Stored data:
◇ ◇ ◇ ◇ ◇ ◇ ◇

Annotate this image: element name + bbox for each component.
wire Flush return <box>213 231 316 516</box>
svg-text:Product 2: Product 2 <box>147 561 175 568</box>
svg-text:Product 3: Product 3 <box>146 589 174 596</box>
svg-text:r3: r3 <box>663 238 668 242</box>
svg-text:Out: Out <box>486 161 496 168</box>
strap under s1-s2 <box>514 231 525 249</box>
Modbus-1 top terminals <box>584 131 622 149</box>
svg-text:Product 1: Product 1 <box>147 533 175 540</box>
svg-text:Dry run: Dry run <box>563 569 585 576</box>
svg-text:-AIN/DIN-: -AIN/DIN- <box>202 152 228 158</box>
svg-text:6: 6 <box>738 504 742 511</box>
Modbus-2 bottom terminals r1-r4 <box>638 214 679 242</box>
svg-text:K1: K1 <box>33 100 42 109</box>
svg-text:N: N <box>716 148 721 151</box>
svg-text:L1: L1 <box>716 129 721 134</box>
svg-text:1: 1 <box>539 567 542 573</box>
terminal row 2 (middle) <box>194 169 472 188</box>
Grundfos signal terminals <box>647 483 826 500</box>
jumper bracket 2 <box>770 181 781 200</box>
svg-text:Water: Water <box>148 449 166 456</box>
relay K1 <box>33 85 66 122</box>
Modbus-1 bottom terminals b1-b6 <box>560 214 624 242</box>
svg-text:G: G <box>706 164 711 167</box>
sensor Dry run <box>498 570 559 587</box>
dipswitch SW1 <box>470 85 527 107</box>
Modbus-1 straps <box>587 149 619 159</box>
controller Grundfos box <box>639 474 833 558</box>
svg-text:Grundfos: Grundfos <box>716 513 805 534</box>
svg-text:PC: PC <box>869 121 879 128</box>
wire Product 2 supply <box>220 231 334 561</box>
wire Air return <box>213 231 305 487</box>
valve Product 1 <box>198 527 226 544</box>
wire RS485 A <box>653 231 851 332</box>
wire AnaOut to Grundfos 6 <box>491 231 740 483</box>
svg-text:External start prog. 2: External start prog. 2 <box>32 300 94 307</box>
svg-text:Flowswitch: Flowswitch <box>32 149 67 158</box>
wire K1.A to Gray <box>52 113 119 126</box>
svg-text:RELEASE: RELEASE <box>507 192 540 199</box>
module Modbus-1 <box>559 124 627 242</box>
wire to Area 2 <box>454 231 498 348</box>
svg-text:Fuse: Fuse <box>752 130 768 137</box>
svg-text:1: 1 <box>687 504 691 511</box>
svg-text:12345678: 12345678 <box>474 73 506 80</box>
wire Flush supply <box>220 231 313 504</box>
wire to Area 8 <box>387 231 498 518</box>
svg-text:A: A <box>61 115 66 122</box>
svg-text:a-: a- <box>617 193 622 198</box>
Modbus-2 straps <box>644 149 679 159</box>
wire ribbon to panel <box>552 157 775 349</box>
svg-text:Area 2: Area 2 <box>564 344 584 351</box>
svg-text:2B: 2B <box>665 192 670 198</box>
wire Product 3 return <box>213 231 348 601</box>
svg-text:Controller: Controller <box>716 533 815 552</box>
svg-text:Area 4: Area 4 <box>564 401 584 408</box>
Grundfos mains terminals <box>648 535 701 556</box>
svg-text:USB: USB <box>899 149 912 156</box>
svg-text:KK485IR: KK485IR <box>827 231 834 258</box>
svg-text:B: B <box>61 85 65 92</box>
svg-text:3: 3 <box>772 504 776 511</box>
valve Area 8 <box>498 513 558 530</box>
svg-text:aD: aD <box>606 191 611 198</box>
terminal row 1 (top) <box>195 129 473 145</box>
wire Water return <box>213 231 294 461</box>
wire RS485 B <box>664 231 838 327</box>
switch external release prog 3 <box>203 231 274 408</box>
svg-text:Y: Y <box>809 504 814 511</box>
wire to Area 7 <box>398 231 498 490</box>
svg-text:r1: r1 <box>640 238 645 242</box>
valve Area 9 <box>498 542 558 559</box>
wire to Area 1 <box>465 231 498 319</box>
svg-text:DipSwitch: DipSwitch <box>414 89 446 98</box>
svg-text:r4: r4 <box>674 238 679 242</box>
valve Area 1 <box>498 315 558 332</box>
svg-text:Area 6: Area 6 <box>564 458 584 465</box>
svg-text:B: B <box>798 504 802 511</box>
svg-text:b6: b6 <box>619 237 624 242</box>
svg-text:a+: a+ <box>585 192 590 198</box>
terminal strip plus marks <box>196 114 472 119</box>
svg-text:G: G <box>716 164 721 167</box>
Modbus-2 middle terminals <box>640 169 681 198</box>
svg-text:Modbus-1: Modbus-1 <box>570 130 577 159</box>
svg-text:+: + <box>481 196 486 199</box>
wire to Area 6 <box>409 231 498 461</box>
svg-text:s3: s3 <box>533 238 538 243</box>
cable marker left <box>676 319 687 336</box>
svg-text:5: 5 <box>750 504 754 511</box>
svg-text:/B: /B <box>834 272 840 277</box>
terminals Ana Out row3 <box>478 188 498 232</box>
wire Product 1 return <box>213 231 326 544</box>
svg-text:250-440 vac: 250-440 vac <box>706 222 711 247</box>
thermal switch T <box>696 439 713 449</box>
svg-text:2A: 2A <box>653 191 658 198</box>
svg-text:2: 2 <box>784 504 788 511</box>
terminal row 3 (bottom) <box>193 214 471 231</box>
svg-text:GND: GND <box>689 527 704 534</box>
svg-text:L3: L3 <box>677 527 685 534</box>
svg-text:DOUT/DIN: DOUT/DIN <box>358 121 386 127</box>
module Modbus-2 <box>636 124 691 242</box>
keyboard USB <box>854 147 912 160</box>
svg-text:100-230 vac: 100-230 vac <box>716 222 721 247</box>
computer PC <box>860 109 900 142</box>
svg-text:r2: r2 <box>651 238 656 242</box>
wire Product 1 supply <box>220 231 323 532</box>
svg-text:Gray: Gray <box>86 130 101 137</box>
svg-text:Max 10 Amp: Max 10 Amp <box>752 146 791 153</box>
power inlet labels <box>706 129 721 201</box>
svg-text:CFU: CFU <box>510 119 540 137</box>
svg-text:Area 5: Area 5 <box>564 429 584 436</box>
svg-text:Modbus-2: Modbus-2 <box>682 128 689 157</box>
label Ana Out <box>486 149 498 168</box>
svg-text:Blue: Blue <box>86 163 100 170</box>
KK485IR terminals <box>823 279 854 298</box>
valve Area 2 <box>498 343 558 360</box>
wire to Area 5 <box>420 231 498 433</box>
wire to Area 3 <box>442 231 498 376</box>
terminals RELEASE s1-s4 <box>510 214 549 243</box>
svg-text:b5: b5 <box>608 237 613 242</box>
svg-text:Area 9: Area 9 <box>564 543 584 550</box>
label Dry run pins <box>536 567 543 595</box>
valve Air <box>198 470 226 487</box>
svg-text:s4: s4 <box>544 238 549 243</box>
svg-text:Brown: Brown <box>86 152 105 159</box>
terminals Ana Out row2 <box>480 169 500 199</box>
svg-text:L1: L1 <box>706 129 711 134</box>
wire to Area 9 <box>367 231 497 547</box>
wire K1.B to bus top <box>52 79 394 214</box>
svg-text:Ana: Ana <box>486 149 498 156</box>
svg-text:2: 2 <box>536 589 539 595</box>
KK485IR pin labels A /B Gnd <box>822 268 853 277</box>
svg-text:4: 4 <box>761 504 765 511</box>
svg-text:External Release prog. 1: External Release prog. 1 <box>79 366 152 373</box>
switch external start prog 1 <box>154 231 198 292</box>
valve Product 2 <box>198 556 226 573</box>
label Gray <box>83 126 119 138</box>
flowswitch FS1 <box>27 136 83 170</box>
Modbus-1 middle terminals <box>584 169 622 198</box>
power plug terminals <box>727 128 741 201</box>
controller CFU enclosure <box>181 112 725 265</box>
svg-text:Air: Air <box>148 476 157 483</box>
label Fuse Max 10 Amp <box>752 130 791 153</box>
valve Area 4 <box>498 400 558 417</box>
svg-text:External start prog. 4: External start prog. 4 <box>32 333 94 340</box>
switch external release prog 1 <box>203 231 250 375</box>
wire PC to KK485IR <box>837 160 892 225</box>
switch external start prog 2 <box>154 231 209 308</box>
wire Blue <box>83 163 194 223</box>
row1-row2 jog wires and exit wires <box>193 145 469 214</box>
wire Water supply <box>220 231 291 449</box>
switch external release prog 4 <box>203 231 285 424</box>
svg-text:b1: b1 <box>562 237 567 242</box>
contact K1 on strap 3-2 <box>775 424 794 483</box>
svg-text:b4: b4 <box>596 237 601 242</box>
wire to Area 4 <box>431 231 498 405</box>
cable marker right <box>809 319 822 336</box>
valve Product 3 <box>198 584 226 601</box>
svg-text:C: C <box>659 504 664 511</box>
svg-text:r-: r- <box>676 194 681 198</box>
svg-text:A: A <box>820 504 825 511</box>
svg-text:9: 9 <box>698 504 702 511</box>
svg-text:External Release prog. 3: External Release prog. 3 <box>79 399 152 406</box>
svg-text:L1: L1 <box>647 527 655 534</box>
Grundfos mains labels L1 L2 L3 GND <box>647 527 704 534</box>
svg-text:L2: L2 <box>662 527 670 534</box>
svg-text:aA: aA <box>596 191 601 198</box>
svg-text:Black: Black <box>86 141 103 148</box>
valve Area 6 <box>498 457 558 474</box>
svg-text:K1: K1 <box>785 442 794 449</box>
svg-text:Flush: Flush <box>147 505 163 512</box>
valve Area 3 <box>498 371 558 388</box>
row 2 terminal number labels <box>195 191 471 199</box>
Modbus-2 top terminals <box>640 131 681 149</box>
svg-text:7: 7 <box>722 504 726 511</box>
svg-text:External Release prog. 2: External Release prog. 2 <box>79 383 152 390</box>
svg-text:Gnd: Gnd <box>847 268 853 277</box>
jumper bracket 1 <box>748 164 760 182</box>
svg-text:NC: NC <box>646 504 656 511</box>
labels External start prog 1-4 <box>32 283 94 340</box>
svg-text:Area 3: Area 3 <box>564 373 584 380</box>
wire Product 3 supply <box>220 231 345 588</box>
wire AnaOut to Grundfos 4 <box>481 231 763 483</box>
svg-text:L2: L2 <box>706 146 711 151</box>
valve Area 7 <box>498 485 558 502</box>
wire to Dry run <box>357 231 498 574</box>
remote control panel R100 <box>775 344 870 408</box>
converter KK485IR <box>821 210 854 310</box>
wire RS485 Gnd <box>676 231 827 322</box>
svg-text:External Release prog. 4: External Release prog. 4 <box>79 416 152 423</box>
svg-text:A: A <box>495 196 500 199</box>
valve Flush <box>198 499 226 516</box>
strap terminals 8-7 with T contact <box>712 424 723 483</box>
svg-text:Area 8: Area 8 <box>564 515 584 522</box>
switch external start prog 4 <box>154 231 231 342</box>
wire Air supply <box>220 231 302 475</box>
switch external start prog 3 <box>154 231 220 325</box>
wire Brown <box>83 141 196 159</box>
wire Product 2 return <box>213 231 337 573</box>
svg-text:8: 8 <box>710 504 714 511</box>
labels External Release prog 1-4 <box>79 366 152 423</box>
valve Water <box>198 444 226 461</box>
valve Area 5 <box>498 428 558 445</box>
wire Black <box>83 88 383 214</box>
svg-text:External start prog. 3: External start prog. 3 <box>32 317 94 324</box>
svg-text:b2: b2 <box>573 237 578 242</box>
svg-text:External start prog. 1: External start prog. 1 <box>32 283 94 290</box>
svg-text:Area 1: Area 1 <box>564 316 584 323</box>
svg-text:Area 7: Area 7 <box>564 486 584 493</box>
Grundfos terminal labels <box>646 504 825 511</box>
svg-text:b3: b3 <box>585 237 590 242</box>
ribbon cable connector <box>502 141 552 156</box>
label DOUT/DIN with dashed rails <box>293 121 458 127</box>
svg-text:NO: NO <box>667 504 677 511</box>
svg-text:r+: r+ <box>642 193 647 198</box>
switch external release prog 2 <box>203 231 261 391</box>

◇ ◇ ◇ ◇ ◇ ◇ ◇

# [GIVEN REQUEST]
Arrange the data from its first line through the line containing "svg-text:Dry run: Dry", both included, as a Markdown table with the columns Row and Line. Give each line a row number and leave out blank lines.

# [WORKED ANSWER]
| Row | Line |
|---|---|
| 1 | Annotate this image: element name + bbox for each component. |
| 2 | wire Flush return <box>213 231 316 516</box> |
| 3 | svg-text:Product 2: Product 2 <box>147 561 175 568</box> |
| 4 | svg-text:Product 3: Product 3 <box>146 589 174 596</box> |
| 5 | svg-text:r3: r3 <box>663 238 668 242</box> |
| 6 | svg-text:Out: Out <box>486 161 496 168</box> |
| 7 | strap under s1-s2 <box>514 231 525 249</box> |
| 8 | Modbus-1 top terminals <box>584 131 622 149</box> |
| 9 | svg-text:Product 1: Product 1 <box>147 533 175 540</box> |
| 10 | svg-text:Dry run: Dry run <box>563 569 585 576</box> |